Excerpted passage >>
Error Handling

OrchStep provides try/catch/finally, retry with backoff, conditional retry, on-error modes, and timeout management.

Retry

Automatically re-execute a failed step with configurable backoff.

Configuration

Field	Type	Default	Description
`max_attempts`	int	(required)	Maximum number of execution attempts
`interval`	string	`1s`	Base delay between attempts
`backoff_rate`	float	`2.0`	Multiplier applied to delay each attempt
`max_delay`	string	—	Cap on computed delay
`jitter`	float	`0.0`	Random variation (0.0-1.0). `0.5` means +/-50%
`when`	string	—	JavaScript condition. Only retry when true.

Backoff Calculation

delay = interval * (backoff_rate ^ (attempt - 1))
capped at max_delay if set

Example: interval=1s, backoff_rate=2.0, max_delay=30s
  Attempt 1->2: 1s
  Attempt 2->3: 2s
  Attempt 3->4: 4s
  Attempt 4->5: 8s
  Attempt 5->6: 16s
  Attempt 6->7: 30s (capped)

Basic Retry

steps:
  - name: api_call
    func: http
    args:
      url: "https://api.example.com/data"
      method: GET
    retry:
      max_attempts: 3
      interval: 2s
      backoff_rate: 2.0

Conditional Retry

Only retry when the error is transient:

steps:
  - name: fetch_data
    func: http
    args:
      url: "https://api.example.com/data"
      method: GET
    retry:
      max_attempts: 5
      interval: 1s
      backoff_rate: 2.0
      max_delay: 30s
      when: "result.status_code >= 500 || result.status_code == 429"

Retry with Jitter

Prevent thundering herd by adding randomness to retry delays:

steps:
  - name: distributed_call
    func: http
    args:
      url: "https://api.example.com/data"

[Region and label listings]
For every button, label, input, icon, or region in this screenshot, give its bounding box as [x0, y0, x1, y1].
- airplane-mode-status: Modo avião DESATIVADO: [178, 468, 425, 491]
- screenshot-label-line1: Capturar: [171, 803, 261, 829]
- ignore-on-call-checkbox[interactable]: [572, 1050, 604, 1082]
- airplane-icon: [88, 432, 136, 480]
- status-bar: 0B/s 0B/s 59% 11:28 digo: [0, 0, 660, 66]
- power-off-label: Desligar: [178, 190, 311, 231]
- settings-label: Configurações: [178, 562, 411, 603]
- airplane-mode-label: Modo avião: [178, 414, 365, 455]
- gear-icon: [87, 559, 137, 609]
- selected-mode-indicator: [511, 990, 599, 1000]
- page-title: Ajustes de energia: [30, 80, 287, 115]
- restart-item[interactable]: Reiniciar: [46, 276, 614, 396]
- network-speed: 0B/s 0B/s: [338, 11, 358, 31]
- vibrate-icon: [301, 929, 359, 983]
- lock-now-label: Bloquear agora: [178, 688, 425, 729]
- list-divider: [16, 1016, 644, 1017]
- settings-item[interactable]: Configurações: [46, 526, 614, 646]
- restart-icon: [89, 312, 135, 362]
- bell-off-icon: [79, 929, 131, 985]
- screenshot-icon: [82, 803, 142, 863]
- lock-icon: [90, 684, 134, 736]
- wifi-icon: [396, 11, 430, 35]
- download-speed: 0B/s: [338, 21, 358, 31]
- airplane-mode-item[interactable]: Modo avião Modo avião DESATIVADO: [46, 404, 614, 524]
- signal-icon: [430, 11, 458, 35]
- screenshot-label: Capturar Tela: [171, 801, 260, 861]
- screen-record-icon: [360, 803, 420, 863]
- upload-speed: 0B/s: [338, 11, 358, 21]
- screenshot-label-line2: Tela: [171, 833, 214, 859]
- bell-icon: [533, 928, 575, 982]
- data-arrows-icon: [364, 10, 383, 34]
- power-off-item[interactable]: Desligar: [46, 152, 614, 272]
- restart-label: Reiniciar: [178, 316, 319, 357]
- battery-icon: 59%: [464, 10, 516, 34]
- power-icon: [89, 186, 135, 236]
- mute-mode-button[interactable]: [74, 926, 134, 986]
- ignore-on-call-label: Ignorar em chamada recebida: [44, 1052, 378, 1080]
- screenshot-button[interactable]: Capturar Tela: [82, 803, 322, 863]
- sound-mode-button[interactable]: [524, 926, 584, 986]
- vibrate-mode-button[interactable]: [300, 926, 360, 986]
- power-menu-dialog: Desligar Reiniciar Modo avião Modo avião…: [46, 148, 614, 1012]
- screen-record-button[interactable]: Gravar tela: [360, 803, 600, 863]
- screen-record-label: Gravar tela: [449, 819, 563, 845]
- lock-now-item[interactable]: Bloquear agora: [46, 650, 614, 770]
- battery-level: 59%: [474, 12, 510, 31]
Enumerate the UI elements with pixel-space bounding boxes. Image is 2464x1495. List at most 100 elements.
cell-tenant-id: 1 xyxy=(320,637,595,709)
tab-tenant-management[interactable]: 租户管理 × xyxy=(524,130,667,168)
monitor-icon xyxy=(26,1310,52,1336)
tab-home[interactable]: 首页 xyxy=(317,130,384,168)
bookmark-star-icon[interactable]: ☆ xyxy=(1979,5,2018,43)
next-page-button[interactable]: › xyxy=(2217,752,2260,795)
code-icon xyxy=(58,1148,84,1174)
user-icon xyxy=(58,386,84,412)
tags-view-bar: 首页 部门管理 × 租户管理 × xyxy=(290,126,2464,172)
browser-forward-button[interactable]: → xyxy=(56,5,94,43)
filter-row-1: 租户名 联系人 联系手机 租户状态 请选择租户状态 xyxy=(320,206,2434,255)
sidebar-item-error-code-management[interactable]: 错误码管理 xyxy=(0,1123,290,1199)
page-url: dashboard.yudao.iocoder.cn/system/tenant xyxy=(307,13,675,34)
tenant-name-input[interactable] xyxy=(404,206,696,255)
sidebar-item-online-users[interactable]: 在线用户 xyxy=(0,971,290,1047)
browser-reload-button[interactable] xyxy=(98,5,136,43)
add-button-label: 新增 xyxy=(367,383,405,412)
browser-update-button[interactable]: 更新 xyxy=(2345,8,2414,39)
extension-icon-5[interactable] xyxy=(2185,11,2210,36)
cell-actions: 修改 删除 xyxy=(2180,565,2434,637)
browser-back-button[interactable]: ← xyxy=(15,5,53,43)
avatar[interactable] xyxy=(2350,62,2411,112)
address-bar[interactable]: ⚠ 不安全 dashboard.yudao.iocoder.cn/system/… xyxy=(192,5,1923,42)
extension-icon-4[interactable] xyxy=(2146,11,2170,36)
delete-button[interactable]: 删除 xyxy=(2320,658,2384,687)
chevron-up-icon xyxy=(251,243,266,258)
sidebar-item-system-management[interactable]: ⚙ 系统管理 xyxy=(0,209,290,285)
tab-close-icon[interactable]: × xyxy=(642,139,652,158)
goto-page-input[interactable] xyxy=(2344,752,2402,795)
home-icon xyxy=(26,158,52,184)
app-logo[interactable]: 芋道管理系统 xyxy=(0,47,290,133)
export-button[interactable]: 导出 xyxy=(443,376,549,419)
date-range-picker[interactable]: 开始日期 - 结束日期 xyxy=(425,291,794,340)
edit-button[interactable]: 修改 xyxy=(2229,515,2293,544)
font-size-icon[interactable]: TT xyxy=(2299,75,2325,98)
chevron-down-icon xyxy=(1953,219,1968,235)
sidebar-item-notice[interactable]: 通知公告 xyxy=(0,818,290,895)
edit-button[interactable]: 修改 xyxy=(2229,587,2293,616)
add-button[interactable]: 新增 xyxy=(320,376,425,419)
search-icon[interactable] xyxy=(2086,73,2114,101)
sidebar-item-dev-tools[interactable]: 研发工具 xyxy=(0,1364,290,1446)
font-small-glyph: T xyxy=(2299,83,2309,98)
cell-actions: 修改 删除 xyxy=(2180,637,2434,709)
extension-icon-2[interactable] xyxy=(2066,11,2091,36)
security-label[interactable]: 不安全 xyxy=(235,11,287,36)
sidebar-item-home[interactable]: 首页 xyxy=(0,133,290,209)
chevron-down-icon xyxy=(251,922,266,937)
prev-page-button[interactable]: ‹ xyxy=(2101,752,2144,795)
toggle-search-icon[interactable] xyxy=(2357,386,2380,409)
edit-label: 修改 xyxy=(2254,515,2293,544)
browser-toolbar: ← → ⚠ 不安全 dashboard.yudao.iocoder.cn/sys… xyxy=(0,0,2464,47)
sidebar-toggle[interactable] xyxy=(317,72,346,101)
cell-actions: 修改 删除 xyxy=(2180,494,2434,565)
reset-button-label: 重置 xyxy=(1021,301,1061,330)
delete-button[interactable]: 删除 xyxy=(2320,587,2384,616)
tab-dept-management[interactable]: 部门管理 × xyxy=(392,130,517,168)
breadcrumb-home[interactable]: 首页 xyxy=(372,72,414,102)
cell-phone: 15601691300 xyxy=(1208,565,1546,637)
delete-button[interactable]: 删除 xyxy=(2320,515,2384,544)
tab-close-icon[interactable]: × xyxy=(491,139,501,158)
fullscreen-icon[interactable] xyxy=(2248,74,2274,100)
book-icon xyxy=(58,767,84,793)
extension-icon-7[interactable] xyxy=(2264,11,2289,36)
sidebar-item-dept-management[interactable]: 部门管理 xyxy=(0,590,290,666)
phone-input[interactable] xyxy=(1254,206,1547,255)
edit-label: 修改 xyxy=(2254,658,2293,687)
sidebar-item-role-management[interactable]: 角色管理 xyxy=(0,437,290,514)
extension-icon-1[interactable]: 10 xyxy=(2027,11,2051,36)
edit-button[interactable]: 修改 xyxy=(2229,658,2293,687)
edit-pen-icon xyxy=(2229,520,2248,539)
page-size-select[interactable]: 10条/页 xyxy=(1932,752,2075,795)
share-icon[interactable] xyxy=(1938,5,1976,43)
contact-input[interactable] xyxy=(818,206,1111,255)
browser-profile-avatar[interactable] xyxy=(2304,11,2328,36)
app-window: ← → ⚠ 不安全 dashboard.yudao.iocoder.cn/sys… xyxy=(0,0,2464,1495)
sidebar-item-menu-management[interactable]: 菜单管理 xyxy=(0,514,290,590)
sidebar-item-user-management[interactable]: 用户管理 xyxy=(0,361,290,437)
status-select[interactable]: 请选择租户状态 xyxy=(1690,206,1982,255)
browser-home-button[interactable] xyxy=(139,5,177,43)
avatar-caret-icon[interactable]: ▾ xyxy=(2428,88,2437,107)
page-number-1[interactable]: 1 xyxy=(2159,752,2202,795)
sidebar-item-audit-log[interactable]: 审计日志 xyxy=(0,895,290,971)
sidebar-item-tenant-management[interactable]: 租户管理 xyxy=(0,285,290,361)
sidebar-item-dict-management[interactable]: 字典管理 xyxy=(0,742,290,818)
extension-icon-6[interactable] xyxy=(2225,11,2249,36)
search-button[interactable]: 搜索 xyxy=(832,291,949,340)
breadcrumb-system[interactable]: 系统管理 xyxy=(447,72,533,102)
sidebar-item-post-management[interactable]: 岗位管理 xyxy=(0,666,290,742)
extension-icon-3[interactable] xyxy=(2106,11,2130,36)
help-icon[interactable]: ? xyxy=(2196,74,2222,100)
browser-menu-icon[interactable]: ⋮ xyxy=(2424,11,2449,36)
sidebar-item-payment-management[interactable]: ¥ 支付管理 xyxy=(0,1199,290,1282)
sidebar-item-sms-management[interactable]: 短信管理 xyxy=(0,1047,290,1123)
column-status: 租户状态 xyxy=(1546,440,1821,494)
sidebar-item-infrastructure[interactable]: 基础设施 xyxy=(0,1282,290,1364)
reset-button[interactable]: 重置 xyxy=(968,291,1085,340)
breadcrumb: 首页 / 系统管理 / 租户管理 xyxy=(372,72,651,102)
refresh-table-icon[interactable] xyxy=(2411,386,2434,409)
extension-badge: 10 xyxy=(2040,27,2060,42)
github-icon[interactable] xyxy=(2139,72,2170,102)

Problem to solve >> Continue the OrchStep error-handling documentation from the point where it stops.

Exercise response >>
      method: GET
    retry:
      max_attempts: 5
      interval: 1s
      backoff_rate: 2.0
      jitter: 0.5  # Delay varies +/-50% (e.g., 500ms to 1500ms for 1s base)

When Condition Context

Available variables in when expressions:

// Function result
result.output       // Command output (shell)
result.exit_code    // Exit code (shell)
result.status_code  // HTTP status code (http)
result.body         // Response body (http)
result.error        // Error message

// Retry state
retry.attempt       // Current attempt number (1, 2, 3...)
retry.max_attempts  // Maximum configured

// Workflow context
vars.*              // Workflow variables
steps.*             // Previous step outputs

Catch

Execute recovery steps when a step (and all its retries) fails.

steps:
  - name: deploy
    func: shell
    do: kubectl apply -f deployment.yml
    retry:
      max_attempts: 3
      interval: 5s
    catch:
      - name: rollback
        func: shell
        do: kubectl rollback deployment/app

      - name: notify
        func: http
        args:
          url: "https://hooks.slack.com/services/..."
          method: POST
          body:
            text: "Deployment failed, rolled back"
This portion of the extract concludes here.